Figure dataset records

*-*-*

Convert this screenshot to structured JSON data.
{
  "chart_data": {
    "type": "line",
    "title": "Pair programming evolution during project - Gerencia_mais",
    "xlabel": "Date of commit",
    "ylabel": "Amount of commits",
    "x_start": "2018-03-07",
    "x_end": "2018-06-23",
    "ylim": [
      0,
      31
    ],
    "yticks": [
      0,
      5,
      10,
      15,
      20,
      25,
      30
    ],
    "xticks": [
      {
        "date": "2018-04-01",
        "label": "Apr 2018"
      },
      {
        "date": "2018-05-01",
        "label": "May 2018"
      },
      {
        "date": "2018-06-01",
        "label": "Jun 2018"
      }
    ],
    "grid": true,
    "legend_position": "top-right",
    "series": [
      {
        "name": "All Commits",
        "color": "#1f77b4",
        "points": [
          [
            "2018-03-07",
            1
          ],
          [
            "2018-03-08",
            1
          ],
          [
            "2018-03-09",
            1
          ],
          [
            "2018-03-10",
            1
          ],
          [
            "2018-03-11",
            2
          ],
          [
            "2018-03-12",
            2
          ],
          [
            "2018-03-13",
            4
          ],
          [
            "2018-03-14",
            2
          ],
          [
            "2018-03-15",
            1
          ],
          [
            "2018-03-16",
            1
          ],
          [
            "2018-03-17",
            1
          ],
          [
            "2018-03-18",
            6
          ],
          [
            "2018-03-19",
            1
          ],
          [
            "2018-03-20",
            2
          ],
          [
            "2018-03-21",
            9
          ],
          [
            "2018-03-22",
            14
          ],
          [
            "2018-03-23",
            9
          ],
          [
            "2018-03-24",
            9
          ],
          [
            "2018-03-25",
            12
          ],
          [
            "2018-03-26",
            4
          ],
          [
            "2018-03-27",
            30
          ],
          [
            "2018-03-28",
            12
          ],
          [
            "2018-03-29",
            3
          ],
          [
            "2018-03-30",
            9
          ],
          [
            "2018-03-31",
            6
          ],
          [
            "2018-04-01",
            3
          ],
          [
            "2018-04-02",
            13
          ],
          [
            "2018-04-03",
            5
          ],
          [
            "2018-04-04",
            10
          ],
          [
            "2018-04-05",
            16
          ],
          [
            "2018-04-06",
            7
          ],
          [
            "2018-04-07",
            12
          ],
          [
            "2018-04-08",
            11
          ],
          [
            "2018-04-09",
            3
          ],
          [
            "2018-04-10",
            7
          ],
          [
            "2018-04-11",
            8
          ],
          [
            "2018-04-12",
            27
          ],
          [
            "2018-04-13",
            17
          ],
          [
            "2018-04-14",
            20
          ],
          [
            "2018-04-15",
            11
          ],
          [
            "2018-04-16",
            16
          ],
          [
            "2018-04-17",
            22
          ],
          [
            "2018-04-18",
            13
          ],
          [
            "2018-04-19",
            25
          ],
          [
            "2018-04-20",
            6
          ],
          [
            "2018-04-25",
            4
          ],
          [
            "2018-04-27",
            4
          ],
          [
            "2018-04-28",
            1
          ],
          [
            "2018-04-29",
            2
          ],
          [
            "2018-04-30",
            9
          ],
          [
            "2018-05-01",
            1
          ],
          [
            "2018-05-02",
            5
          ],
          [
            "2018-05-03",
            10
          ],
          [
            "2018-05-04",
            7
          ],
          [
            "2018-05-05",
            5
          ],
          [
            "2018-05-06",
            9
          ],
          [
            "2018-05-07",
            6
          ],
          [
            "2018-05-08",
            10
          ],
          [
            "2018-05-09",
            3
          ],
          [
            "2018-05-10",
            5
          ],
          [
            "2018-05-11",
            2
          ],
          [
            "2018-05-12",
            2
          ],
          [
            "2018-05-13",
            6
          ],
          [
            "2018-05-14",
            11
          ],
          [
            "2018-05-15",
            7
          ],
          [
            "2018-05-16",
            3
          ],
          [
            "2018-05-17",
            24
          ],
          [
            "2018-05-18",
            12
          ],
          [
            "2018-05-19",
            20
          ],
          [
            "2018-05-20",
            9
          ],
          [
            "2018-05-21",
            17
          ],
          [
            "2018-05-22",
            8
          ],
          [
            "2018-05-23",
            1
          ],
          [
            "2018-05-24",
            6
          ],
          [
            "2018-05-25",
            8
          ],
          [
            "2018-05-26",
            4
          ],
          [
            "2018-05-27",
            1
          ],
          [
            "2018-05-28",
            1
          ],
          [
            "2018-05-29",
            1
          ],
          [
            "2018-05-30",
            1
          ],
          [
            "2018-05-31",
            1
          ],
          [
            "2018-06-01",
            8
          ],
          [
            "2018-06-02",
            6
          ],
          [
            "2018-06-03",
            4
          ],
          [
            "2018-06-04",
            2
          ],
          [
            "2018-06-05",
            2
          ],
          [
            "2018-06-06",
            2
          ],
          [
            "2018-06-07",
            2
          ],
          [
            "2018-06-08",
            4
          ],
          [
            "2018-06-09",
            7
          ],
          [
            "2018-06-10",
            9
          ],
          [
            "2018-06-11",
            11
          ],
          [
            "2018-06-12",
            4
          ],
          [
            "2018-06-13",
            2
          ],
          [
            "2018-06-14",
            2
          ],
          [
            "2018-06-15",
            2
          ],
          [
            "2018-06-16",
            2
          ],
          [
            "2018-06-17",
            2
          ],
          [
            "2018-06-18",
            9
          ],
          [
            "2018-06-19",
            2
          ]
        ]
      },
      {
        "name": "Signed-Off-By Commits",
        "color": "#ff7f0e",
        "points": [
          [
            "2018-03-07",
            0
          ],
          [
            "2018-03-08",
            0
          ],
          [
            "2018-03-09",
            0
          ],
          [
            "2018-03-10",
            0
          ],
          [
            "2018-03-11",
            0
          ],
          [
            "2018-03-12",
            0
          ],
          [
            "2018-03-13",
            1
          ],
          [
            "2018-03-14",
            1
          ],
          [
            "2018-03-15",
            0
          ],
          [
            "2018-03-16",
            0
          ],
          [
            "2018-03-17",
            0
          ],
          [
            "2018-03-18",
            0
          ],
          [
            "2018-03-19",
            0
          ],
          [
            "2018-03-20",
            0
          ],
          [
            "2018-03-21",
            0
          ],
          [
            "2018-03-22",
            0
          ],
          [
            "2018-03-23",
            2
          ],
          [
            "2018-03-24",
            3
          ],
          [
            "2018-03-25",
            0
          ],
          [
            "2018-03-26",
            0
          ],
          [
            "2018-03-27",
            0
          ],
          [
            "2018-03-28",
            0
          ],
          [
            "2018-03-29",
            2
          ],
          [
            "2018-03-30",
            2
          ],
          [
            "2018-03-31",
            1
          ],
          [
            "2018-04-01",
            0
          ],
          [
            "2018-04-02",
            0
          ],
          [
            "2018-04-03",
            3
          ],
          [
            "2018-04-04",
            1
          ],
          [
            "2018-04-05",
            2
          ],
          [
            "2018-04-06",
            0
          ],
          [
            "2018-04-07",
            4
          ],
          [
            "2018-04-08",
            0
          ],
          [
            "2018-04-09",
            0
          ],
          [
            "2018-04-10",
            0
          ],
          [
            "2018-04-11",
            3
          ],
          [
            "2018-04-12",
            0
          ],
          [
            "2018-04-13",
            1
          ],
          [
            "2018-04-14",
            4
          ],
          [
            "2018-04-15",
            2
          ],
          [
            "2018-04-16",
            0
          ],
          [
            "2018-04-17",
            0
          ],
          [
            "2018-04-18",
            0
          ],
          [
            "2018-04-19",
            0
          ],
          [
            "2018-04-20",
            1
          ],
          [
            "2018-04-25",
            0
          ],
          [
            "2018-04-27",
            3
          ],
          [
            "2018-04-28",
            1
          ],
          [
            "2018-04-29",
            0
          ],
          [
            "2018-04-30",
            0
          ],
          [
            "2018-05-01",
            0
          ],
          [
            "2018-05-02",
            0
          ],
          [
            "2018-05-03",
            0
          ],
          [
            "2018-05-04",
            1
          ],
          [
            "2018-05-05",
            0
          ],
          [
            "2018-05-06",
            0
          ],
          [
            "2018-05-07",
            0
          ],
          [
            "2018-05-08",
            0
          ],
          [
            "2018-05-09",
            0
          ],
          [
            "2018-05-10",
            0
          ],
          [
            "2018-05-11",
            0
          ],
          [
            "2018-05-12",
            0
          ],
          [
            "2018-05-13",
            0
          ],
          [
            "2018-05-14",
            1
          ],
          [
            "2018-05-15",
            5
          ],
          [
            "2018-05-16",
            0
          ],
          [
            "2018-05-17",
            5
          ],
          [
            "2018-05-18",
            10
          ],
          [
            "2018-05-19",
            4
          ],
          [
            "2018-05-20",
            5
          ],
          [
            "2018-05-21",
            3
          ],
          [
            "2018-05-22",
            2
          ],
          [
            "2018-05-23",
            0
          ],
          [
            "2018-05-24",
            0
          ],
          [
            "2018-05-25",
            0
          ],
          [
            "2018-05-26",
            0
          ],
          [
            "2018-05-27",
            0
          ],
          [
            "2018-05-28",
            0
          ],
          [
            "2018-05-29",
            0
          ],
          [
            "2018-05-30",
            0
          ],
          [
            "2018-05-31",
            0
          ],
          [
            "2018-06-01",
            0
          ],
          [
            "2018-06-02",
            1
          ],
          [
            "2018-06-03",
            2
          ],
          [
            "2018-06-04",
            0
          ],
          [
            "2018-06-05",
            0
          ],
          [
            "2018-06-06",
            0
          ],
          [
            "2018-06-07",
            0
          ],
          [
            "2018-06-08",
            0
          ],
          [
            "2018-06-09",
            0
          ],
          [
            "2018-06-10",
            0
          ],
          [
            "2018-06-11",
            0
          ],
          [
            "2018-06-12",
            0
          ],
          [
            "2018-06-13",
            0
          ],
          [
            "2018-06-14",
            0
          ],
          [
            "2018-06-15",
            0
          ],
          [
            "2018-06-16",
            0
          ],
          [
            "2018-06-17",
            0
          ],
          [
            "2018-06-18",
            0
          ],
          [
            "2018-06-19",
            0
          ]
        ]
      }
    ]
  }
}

*-*-*

* **Your instructions**: Where a line of the records above holds the word "name", copy that line.

* **Full output**:
        "name": "All Commits",
        "name": "Signed-Off-By Commits",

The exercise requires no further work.